_Goal_. Filter the listing and keep only the lines with the word "Ceas".
::: Records shown
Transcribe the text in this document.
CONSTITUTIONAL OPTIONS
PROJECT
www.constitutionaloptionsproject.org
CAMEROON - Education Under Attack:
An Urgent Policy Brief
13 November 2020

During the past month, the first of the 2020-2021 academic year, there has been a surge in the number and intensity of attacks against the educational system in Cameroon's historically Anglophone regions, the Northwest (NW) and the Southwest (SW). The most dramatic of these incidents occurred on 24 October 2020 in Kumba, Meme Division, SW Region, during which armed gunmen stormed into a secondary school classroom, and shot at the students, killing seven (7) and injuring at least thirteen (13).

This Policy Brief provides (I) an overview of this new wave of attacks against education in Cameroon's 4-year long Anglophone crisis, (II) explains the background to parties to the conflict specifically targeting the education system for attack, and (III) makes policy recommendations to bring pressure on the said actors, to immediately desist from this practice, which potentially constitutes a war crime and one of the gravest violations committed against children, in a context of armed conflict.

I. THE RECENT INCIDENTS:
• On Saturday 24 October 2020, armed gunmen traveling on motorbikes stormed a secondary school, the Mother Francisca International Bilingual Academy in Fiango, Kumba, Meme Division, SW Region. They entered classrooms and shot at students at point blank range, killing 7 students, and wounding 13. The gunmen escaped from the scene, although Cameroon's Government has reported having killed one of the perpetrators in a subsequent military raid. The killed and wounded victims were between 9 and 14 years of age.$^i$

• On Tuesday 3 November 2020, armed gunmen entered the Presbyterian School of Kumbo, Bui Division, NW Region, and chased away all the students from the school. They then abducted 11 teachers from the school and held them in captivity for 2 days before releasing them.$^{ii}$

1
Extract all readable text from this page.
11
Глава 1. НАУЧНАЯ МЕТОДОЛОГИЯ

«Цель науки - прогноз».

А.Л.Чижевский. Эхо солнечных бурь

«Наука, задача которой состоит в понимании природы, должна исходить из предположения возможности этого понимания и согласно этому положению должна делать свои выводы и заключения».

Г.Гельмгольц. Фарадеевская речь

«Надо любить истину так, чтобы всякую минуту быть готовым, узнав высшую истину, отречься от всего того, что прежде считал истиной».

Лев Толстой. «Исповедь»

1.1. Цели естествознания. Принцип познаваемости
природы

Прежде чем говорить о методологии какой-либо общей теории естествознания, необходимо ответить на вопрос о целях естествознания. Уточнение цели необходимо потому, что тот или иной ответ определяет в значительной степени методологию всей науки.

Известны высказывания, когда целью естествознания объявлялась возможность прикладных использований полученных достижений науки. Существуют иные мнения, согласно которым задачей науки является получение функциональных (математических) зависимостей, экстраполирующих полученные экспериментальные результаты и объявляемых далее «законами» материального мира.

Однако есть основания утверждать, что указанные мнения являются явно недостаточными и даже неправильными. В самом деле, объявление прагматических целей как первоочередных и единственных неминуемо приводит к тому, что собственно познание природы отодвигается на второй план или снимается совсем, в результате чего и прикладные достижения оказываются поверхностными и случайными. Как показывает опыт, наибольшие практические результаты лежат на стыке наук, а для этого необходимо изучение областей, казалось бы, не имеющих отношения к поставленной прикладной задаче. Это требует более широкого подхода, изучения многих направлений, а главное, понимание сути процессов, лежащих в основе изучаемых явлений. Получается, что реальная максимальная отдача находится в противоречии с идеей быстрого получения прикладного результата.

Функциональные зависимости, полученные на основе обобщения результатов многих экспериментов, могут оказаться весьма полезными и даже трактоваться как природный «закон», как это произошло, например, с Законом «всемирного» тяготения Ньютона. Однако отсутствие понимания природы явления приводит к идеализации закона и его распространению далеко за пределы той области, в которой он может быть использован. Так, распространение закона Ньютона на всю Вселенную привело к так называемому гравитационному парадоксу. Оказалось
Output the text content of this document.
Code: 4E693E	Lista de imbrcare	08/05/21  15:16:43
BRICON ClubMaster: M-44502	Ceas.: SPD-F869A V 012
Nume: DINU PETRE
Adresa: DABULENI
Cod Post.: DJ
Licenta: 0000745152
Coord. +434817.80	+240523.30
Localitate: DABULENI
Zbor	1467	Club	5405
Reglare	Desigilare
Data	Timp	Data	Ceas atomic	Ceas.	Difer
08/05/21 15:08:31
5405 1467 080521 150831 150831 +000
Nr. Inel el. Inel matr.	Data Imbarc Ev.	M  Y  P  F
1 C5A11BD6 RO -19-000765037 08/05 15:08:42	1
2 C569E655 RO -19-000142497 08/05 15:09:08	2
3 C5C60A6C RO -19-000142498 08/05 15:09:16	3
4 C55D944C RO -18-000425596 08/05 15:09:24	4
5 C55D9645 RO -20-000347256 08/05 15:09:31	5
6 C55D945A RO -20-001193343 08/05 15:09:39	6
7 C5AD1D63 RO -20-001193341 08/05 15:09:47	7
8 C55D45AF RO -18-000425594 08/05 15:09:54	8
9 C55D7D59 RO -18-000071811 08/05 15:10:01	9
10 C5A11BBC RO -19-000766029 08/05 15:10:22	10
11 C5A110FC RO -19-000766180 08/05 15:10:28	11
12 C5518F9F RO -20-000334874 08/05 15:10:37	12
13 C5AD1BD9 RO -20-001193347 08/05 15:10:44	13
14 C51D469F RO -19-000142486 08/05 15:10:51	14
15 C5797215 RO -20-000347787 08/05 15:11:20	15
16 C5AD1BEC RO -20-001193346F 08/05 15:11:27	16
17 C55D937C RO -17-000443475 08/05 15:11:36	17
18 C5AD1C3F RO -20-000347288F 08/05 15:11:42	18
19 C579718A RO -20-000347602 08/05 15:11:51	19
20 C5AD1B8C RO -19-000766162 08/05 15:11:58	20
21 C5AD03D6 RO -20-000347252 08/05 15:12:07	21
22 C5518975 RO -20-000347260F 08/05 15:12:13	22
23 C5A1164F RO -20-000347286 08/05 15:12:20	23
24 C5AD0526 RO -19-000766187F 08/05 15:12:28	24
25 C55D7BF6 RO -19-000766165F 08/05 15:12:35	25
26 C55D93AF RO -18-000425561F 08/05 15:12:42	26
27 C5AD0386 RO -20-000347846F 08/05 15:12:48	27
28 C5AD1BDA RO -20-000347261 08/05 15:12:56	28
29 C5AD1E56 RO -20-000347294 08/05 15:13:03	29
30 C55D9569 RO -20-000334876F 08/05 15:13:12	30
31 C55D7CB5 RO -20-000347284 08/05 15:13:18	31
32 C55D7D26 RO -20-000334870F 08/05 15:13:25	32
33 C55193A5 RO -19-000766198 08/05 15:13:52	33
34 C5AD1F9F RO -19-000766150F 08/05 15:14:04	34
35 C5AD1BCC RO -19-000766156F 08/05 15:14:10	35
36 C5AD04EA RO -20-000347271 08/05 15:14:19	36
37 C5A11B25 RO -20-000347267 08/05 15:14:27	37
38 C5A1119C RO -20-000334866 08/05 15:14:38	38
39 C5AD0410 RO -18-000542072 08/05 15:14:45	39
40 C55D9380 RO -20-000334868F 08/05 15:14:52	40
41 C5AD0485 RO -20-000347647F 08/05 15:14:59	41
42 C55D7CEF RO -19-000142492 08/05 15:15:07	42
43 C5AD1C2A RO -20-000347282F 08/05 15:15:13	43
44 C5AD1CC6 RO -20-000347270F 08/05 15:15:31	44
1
::::::
_Solved problem_.
BRICON ClubMaster: M-44502	Ceas.: SPD-F869A V 012
Data	Timp	Data	Ceas atomic	Ceas.	Difer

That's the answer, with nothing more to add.